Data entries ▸
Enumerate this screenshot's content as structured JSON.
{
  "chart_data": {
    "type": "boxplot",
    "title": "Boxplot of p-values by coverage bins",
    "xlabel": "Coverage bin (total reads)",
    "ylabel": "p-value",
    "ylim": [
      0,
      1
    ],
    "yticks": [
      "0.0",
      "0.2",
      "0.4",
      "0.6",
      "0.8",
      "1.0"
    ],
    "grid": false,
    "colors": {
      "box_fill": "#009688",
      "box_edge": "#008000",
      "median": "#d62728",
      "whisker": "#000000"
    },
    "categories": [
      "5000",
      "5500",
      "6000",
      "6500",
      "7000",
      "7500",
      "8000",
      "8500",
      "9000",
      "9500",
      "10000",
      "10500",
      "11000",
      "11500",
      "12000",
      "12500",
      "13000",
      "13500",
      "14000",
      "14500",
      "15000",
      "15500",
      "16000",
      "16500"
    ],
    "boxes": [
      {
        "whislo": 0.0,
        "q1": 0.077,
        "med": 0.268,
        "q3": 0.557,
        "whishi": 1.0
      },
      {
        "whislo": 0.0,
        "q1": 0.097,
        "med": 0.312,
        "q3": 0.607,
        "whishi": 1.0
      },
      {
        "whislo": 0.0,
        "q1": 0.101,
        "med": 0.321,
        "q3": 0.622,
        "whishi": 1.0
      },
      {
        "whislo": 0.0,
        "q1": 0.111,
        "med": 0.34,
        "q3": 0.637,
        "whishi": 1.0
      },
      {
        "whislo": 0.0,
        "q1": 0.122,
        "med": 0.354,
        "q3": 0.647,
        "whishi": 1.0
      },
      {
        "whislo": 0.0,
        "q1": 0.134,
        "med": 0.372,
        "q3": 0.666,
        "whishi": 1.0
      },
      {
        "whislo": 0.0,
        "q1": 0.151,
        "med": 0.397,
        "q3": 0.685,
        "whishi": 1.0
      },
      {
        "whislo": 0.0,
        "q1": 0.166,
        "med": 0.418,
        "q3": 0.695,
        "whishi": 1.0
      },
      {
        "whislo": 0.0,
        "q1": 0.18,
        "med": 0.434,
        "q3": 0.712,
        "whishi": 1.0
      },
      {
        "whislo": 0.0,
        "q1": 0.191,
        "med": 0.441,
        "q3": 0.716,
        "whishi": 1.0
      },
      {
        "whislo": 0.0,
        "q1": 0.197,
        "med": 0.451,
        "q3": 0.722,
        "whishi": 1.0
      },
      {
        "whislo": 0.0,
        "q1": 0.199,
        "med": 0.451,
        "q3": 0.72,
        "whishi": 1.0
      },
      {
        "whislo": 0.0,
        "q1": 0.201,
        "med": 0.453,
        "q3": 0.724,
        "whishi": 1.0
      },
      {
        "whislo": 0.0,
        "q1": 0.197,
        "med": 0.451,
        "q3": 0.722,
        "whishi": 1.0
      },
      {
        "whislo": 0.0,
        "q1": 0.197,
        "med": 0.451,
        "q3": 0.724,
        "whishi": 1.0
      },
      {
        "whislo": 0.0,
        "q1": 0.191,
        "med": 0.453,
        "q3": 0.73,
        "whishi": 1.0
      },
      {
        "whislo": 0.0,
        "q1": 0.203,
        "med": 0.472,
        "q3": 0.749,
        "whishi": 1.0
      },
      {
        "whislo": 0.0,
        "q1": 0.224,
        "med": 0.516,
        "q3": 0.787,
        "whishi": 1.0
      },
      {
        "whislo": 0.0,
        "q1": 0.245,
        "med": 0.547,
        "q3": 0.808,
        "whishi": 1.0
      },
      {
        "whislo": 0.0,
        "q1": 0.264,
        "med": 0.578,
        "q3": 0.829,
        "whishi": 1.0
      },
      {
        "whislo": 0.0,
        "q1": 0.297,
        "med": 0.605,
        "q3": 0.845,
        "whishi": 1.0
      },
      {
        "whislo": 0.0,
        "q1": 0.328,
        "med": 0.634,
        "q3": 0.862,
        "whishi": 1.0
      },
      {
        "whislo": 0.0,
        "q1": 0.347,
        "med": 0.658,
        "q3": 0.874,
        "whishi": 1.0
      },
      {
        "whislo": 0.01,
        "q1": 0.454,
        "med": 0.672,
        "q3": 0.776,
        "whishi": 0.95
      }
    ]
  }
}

Stated task ▸ Retype all the records, matching them exactly.

Exercise solution ▸
Enumerate this screenshot's content as structured JSON.
{
  "chart_data": {
    "type": "boxplot",
    "title": "Boxplot of p-values by coverage bins",
    "xlabel": "Coverage bin (total reads)",
    "ylabel": "p-value",
    "ylim": [
      0,
      1
    ],
    "yticks": [
      "0.0",
      "0.2",
      "0.4",
      "0.6",
      "0.8",
      "1.0"
    ],
    "grid": false,
    "colors": {
      "box_fill": "#009688",
      "box_edge": "#008000",
      "median": "#d62728",
      "whisker": "#000000"
    },
    "categories": [
      "5000",
      "5500",
      "6000",
      "6500",
      "7000",
      "7500",
      "8000",
      "8500",
      "9000",
      "9500",
      "10000",
      "10500",
      "11000",
      "11500",
      "12000",
      "12500",
      "13000",
      "13500",
      "14000",
      "14500",
      "15000",
      "15500",
      "16000",
      "16500"
    ],
    "boxes": [
      {
        "whislo": 0.0,
        "q1": 0.077,
        "med": 0.268,
        "q3": 0.557,
        "whishi": 1.0
      },
      {
        "whislo": 0.0,
        "q1": 0.097,
        "med": 0.312,
        "q3": 0.607,
        "whishi": 1.0
      },
      {
        "whislo": 0.0,
        "q1": 0.101,
        "med": 0.321,
        "q3": 0.622,
        "whishi": 1.0
      },
      {
        "whislo": 0.0,
        "q1": 0.111,
        "med": 0.34,
        "q3": 0.637,
        "whishi": 1.0
      },
      {
        "whislo": 0.0,
        "q1": 0.122,
        "med": 0.354,
        "q3": 0.647,
        "whishi": 1.0
      },
      {
        "whislo": 0.0,
        "q1": 0.134,
        "med": 0.372,
        "q3": 0.666,
        "whishi": 1.0
      },
      {
        "whislo": 0.0,
        "q1": 0.151,
        "med": 0.397,
        "q3": 0.685,
        "whishi": 1.0
      },
      {
        "whislo": 0.0,
        "q1": 0.166,
        "med": 0.418,
        "q3": 0.695,
        "whishi": 1.0
      },
      {
        "whislo": 0.0,
        "q1": 0.18,
        "med": 0.434,
        "q3": 0.712,
        "whishi": 1.0
      },
      {
        "whislo": 0.0,
        "q1": 0.191,
        "med": 0.441,
        "q3": 0.716,
        "whishi": 1.0
      },
      {
        "whislo": 0.0,
        "q1": 0.197,
        "med": 0.451,
        "q3": 0.722,
        "whishi": 1.0
      },
      {
        "whislo": 0.0,
        "q1": 0.199,
        "med": 0.451,
        "q3": 0.72,
        "whishi": 1.0
      },
      {
        "whislo": 0.0,
        "q1": 0.201,
        "med": 0.453,
        "q3": 0.724,
        "whishi": 1.0
      },
      {
        "whislo": 0.0,
        "q1": 0.197,
        "med": 0.451,
        "q3": 0.722,
        "whishi": 1.0
      },
      {
        "whislo": 0.0,
        "q1": 0.197,
        "med": 0.451,
        "q3": 0.724,
        "whishi": 1.0
      },
      {
        "whislo": 0.0,
        "q1": 0.191,
        "med": 0.453,
        "q3": 0.73,
        "whishi": 1.0
      },
      {
        "whislo": 0.0,
        "q1": 0.203,
        "med": 0.472,
        "q3": 0.749,
        "whishi": 1.0
      },
      {
        "whislo": 0.0,
        "q1": 0.224,
        "med": 0.516,
        "q3": 0.787,
        "whishi": 1.0
      },
      {
        "whislo": 0.0,
        "q1": 0.245,
        "med": 0.547,
        "q3": 0.808,
        "whishi": 1.0
      },
      {
        "whislo": 0.0,
        "q1": 0.264,
        "med": 0.578,
        "q3": 0.829,
        "whishi": 1.0
      },
      {
        "whislo": 0.0,
        "q1": 0.297,
        "med": 0.605,
        "q3": 0.845,
        "whishi": 1.0
      },
      {
        "whislo": 0.0,
        "q1": 0.328,
        "med": 0.634,
        "q3": 0.862,
        "whishi": 1.0
      },
      {
        "whislo": 0.0,
        "q1": 0.347,
        "med": 0.658,
        "q3": 0.874,
        "whishi": 1.0
      },
      {
        "whislo": 0.01,
        "q1": 0.454,
        "med": 0.672,
        "q3": 0.776,
        "whishi": 0.95
      }
    ]
  }
}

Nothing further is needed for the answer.